● **TASK DETAILS**
Without the pictures, output the records below word for word.
========
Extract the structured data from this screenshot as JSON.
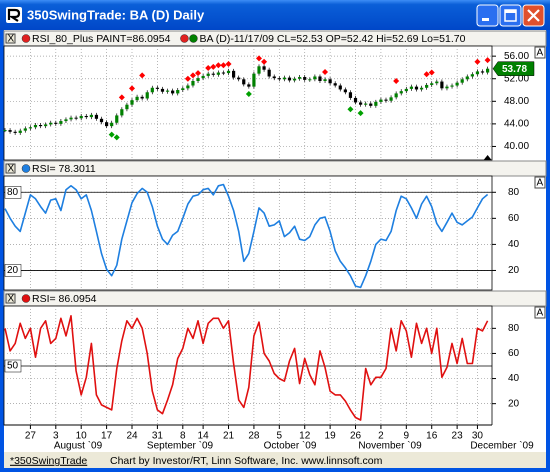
{
  "window": {
    "title": "350SwingTrade: BA (D) Daily"
  },
  "close_button": "X",
  "scale_button": "A",
  "status_bar": {
    "tab": "*350SwingTrade",
    "text": "Chart by Investor/RT, Linn Software, Inc. www.linnsoft.com"
  },
  "chart_data": [
    {
      "type": "candlestick",
      "legend": [
        {
          "name": "RSI_80_Plus PAINT=86.0954",
          "color": "#e02020"
        },
        {
          "name": "BA (D)-11/17/09 CL=52.53 OP=52.42 Hi=52.69 Lo=51.70",
          "color": "#e02020"
        }
      ],
      "up_color": "#008000",
      "down_color": "#000000",
      "values": [
        42.9,
        42.6,
        42.4,
        42.8,
        43.2,
        43.4,
        43.8,
        43.6,
        43.9,
        44.2,
        44.0,
        44.5,
        44.8,
        45.1,
        45.0,
        45.4,
        45.2,
        45.6,
        44.9,
        44.3,
        43.6,
        44.2,
        45.5,
        46.6,
        47.4,
        48.2,
        48.8,
        48.5,
        49.6,
        50.4,
        50.2,
        49.7,
        49.9,
        49.4,
        50.0,
        50.3,
        50.8,
        51.6,
        52.1,
        52.5,
        52.9,
        52.7,
        53.1,
        53.0,
        53.4,
        52.2,
        51.9,
        51.0,
        50.6,
        52.9,
        54.2,
        53.6,
        52.4,
        52.1,
        51.9,
        52.2,
        51.7,
        52.0,
        52.3,
        51.8,
        51.9,
        52.4,
        51.6,
        51.9,
        51.2,
        50.8,
        50.1,
        49.6,
        48.6,
        47.8,
        47.4,
        47.6,
        47.2,
        47.9,
        48.3,
        48.1,
        48.7,
        49.4,
        49.8,
        50.2,
        50.6,
        50.1,
        50.4,
        50.9,
        51.2,
        51.5,
        50.3,
        50.6,
        50.8,
        51.3,
        51.9,
        52.4,
        52.8,
        53.3,
        53.1,
        53.78
      ],
      "markers_up": {
        "color": "#ff0000",
        "values": [
          null,
          null,
          null,
          null,
          null,
          null,
          null,
          null,
          null,
          null,
          null,
          null,
          null,
          null,
          null,
          null,
          null,
          null,
          null,
          null,
          null,
          null,
          null,
          48.7,
          null,
          50.3,
          null,
          52.6,
          null,
          null,
          null,
          null,
          null,
          null,
          null,
          null,
          52.0,
          52.6,
          53.0,
          null,
          53.9,
          54.1,
          54.4,
          54.4,
          54.6,
          null,
          null,
          null,
          null,
          null,
          55.6,
          55.0,
          null,
          null,
          null,
          null,
          null,
          null,
          null,
          null,
          null,
          null,
          null,
          53.2,
          null,
          null,
          null,
          null,
          null,
          null,
          null,
          null,
          null,
          null,
          null,
          null,
          null,
          51.6,
          null,
          null,
          null,
          null,
          null,
          52.8,
          53.1,
          null,
          null,
          null,
          null,
          null,
          null,
          null,
          null,
          55.0,
          null,
          55.3
        ]
      },
      "markers_down": {
        "color": "#00a000",
        "values": [
          null,
          null,
          null,
          null,
          null,
          null,
          null,
          null,
          null,
          null,
          null,
          null,
          null,
          null,
          null,
          null,
          null,
          null,
          null,
          null,
          null,
          42.1,
          41.6,
          null,
          null,
          null,
          null,
          null,
          null,
          null,
          null,
          null,
          null,
          null,
          null,
          null,
          null,
          null,
          null,
          null,
          null,
          null,
          null,
          null,
          null,
          null,
          null,
          null,
          49.3,
          null,
          null,
          null,
          null,
          null,
          null,
          null,
          null,
          null,
          null,
          null,
          null,
          null,
          null,
          null,
          null,
          null,
          null,
          null,
          46.6,
          null,
          45.9,
          null,
          null,
          null,
          null,
          null,
          null,
          null,
          null,
          null,
          null,
          null,
          null,
          null,
          null,
          null,
          null,
          null,
          null,
          null,
          null,
          null,
          null,
          null,
          null,
          null
        ]
      },
      "last_color": "#008000",
      "ylim": [
        37.6,
        57.8
      ],
      "yticks": [
        {
          "value": 40,
          "label": "40.00"
        },
        {
          "value": 44,
          "label": "44.00"
        },
        {
          "value": 48,
          "label": "48.00"
        },
        {
          "value": 52,
          "label": "52.00"
        },
        {
          "value": 56,
          "label": "56.00"
        }
      ],
      "grid": true
    },
    {
      "type": "line",
      "series": [
        {
          "name": "RSI= 78.3011",
          "color": "#1e7fe0",
          "values": [
            67.5,
            60,
            54,
            50,
            64,
            78,
            75,
            69,
            64,
            74,
            75,
            66,
            82,
            85,
            82,
            75,
            78,
            66,
            50,
            33,
            21,
            16,
            24,
            44,
            58,
            72,
            79,
            83,
            80,
            69,
            54,
            44,
            40,
            47,
            50,
            60,
            71,
            77,
            78,
            82,
            83,
            78,
            85,
            86,
            77,
            66,
            50,
            27,
            33,
            50,
            68,
            64,
            54,
            55,
            58,
            46,
            49,
            54,
            44,
            43,
            46,
            55,
            60,
            61,
            50,
            35,
            27,
            22,
            16,
            8,
            7,
            16,
            27,
            40,
            44,
            43,
            50,
            66,
            77,
            75,
            68,
            60,
            71,
            77,
            69,
            56,
            50,
            57,
            64,
            57,
            55,
            58,
            61,
            68,
            75,
            78.3
          ]
        }
      ],
      "hlines": [
        80,
        20
      ],
      "ylim": [
        5,
        92.5
      ],
      "yticks": [
        20,
        40,
        60,
        80
      ],
      "grid": true
    },
    {
      "type": "line",
      "series": [
        {
          "name": "RSI= 86.0954",
          "color": "#e01010",
          "values": [
            80,
            62,
            68,
            84,
            72,
            80,
            57,
            80,
            86,
            68,
            72,
            88,
            74,
            90,
            46,
            27,
            41,
            68,
            27,
            19,
            17,
            15,
            48,
            70,
            86,
            80,
            88,
            80,
            60,
            30,
            15,
            12,
            23,
            35,
            56,
            64,
            80,
            72,
            86,
            68,
            84,
            88,
            88,
            80,
            86,
            52,
            23,
            17,
            33,
            74,
            85,
            60,
            54,
            44,
            40,
            38,
            54,
            64,
            36,
            56,
            43,
            35,
            62,
            49,
            30,
            27,
            27,
            22,
            15,
            9,
            7,
            48,
            35,
            41,
            41,
            48,
            80,
            62,
            86,
            78,
            57,
            84,
            68,
            80,
            60,
            80,
            41,
            49,
            68,
            52,
            72,
            52,
            52,
            80,
            78,
            86
          ]
        }
      ],
      "hlines": [
        50
      ],
      "ylim": [
        3,
        97.8
      ],
      "yticks": [
        20,
        40,
        60,
        80
      ],
      "grid": true,
      "categories": [
        null,
        null,
        null,
        null,
        null,
        "27",
        null,
        null,
        null,
        null,
        "3",
        null,
        null,
        null,
        null,
        "10",
        null,
        null,
        null,
        null,
        "17",
        null,
        null,
        null,
        null,
        "24",
        null,
        null,
        null,
        null,
        "31",
        null,
        null,
        null,
        null,
        "8",
        null,
        null,
        null,
        "14",
        null,
        null,
        null,
        null,
        "21",
        null,
        null,
        null,
        null,
        "28",
        null,
        null,
        null,
        null,
        "5",
        null,
        null,
        null,
        null,
        "12",
        null,
        null,
        null,
        null,
        "19",
        null,
        null,
        null,
        null,
        "26",
        null,
        null,
        null,
        null,
        "2",
        null,
        null,
        null,
        null,
        "9",
        null,
        null,
        null,
        null,
        "16",
        null,
        null,
        null,
        null,
        "23",
        null,
        null,
        null,
        "30",
        null,
        null
      ],
      "months": [
        "August `09",
        "September `09",
        "October `09",
        "November `09",
        "December `09"
      ]
    }
  ]
}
========
● **RESPONSE TO THE TASK**
Extract the structured data from this screenshot as JSON.
{
  "window": {
    "title": "350SwingTrade: BA (D) Daily"
  },
  "close_button": "X",
  "scale_button": "A",
  "status_bar": {
    "tab": "*350SwingTrade",
    "text": "Chart by Investor/RT, Linn Software, Inc. www.linnsoft.com"
  },
  "chart_data": [
    {
      "type": "candlestick",
      "legend": [
        {
          "name": "RSI_80_Plus PAINT=86.0954",
          "color": "#e02020"
        },
        {
          "name": "BA (D)-11/17/09 CL=52.53 OP=52.42 Hi=52.69 Lo=51.70",
          "color": "#e02020"
        }
      ],
      "up_color": "#008000",
      "down_color": "#000000",
      "values": [
        42.9,
        42.6,
        42.4,
        42.8,
        43.2,
        43.4,
        43.8,
        43.6,
        43.9,
        44.2,
        44.0,
        44.5,
        44.8,
        45.1,
        45.0,
        45.4,
        45.2,
        45.6,
        44.9,
        44.3,
        43.6,
        44.2,
        45.5,
        46.6,
        47.4,
        48.2,
        48.8,
        48.5,
        49.6,
        50.4,
        50.2,
        49.7,
        49.9,
        49.4,
        50.0,
        50.3,
        50.8,
        51.6,
        52.1,
        52.5,
        52.9,
        52.7,
        53.1,
        53.0,
        53.4,
        52.2,
        51.9,
        51.0,
        50.6,
        52.9,
        54.2,
        53.6,
        52.4,
        52.1,
        51.9,
        52.2,
        51.7,
        52.0,
        52.3,
        51.8,
        51.9,
        52.4,
        51.6,
        51.9,
        51.2,
        50.8,
        50.1,
        49.6,
        48.6,
        47.8,
        47.4,
        47.6,
        47.2,
        47.9,
        48.3,
        48.1,
        48.7,
        49.4,
        49.8,
        50.2,
        50.6,
        50.1,
        50.4,
        50.9,
        51.2,
        51.5,
        50.3,
        50.6,
        50.8,
        51.3,
        51.9,
        52.4,
        52.8,
        53.3,
        53.1,
        53.78
      ],
      "markers_up": {
        "color": "#ff0000",
        "values": [
          null,
          null,
          null,
          null,
          null,
          null,
          null,
          null,
          null,
          null,
          null,
          null,
          null,
          null,
          null,
          null,
          null,
          null,
          null,
          null,
          null,
          null,
          null,
          48.7,
          null,
          50.3,
          null,
          52.6,
          null,
          null,
          null,
          null,
          null,
          null,
          null,
          null,
          52.0,
          52.6,
          53.0,
          null,
          53.9,
          54.1,
          54.4,
          54.4,
          54.6,
          null,
          null,
          null,
          null,
          null,
          55.6,
          55.0,
          null,
          null,
          null,
          null,
          null,
          null,
          null,
          null,
          null,
          null,
          null,
          53.2,
          null,
          null,
          null,
          null,
          null,
          null,
          null,
          null,
          null,
          null,
          null,
          null,
          null,
          51.6,
          null,
          null,
          null,
          null,
          null,
          52.8,
          53.1,
          null,
          null,
          null,
          null,
          null,
          null,
          null,
          null,
          55.0,
          null,
          55.3
        ]
      },
      "markers_down": {
        "color": "#00a000",
        "values": [
          null,
          null,
          null,
          null,
          null,
          null,
          null,
          null,
          null,
          null,
          null,
          null,
          null,
          null,
          null,
          null,
          null,
          null,
          null,
          null,
          null,
          42.1,
          41.6,
          null,
          null,
          null,
          null,
          null,
          null,
          null,
          null,
          null,
          null,
          null,
          null,
          null,
          null,
          null,
          null,
          null,
          null,
          null,
          null,
          null,
          null,
          null,
          null,
          null,
          49.3,
          null,
          null,
          null,
          null,
          null,
          null,
          null,
          null,
          null,
          null,
          null,
          null,
          null,
          null,
          null,
          null,
          null,
          null,
          null,
          46.6,
          null,
          45.9,
          null,
          null,
          null,
          null,
          null,
          null,
          null,
          null,
          null,
          null,
          null,
          null,
          null,
          null,
          null,
          null,
          null,
          null,
          null,
          null,
          null,
          null,
          null,
          null,
          null
        ]
      },
      "last_color": "#008000",
      "ylim": [
        37.6,
        57.8
      ],
      "yticks": [
        {
          "value": 40,
          "label": "40.00"
        },
        {
          "value": 44,
          "label": "44.00"
        },
        {
          "value": 48,
          "label": "48.00"
        },
        {
          "value": 52,
          "label": "52.00"
        },
        {
          "value": 56,
          "label": "56.00"
        }
      ],
      "grid": true
    },
    {
      "type": "line",
      "series": [
        {
          "name": "RSI= 78.3011",
          "color": "#1e7fe0",
          "values": [
            67.5,
            60,
            54,
            50,
            64,
            78,
            75,
            69,
            64,
            74,
            75,
            66,
            82,
            85,
            82,
            75,
            78,
            66,
            50,
            33,
            21,
            16,
            24,
            44,
            58,
            72,
            79,
            83,
            80,
            69,
            54,
            44,
            40,
            47,
            50,
            60,
            71,
            77,
            78,
            82,
            83,
            78,
            85,
            86,
            77,
            66,
            50,
            27,
            33,
            50,
            68,
            64,
            54,
            55,
            58,
            46,
            49,
            54,
            44,
            43,
            46,
            55,
            60,
            61,
            50,
            35,
            27,
            22,
            16,
            8,
            7,
            16,
            27,
            40,
            44,
            43,
            50,
            66,
            77,
            75,
            68,
            60,
            71,
            77,
            69,
            56,
            50,
            57,
            64,
            57,
            55,
            58,
            61,
            68,
            75,
            78.3
          ]
        }
      ],
      "hlines": [
        80,
        20
      ],
      "ylim": [
        5,
        92.5
      ],
      "yticks": [
        20,
        40,
        60,
        80
      ],
      "grid": true
    },
    {
      "type": "line",
      "series": [
        {
          "name": "RSI= 86.0954",
          "color": "#e01010",
          "values": [
            80,
            62,
            68,
            84,
            72,
            80,
            57,
            80,
            86,
            68,
            72,
            88,
            74,
            90,
            46,
            27,
            41,
            68,
            27,
            19,
            17,
            15,
            48,
            70,
            86,
            80,
            88,
            80,
            60,
            30,
            15,
            12,
            23,
            35,
            56,
            64,
            80,
            72,
            86,
            68,
            84,
            88,
            88,
            80,
            86,
            52,
            23,
            17,
            33,
            74,
            85,
            60,
            54,
            44,
            40,
            38,
            54,
            64,
            36,
            56,
            43,
            35,
            62,
            49,
            30,
            27,
            27,
            22,
            15,
            9,
            7,
            48,
            35,
            41,
            41,
            48,
            80,
            62,
            86,
            78,
            57,
            84,
            68,
            80,
            60,
            80,
            41,
            49,
            68,
            52,
            72,
            52,
            52,
            80,
            78,
            86
          ]
        }
      ],
      "hlines": [
        50
      ],
      "ylim": [
        3,
        97.8
      ],
      "yticks": [
        20,
        40,
        60,
        80
      ],
      "grid": true,
      "categories": [
        null,
        null,
        null,
        null,
        null,
        "27",
        null,
        null,
        null,
        null,
        "3",
        null,
        null,
        null,
        null,
        "10",
        null,
        null,
        null,
        null,
        "17",
        null,
        null,
        null,
        null,
        "24",
        null,
        null,
        null,
        null,
        "31",
        null,
        null,
        null,
        null,
        "8",
        null,
        null,
        null,
        "14",
        null,
        null,
        null,
        null,
        "21",
        null,
        null,
        null,
        null,
        "28",
        null,
        null,
        null,
        null,
        "5",
        null,
        null,
        null,
        null,
        "12",
        null,
        null,
        null,
        null,
        "19",
        null,
        null,
        null,
        null,
        "26",
        null,
        null,
        null,
        null,
        "2",
        null,
        null,
        null,
        null,
        "9",
        null,
        null,
        null,
        null,
        "16",
        null,
        null,
        null,
        null,
        "23",
        null,
        null,
        null,
        "30",
        null,
        null
      ],
      "months": [
        "August `09",
        "September `09",
        "October `09",
        "November `09",
        "December `09"
      ]
    }
  ]
}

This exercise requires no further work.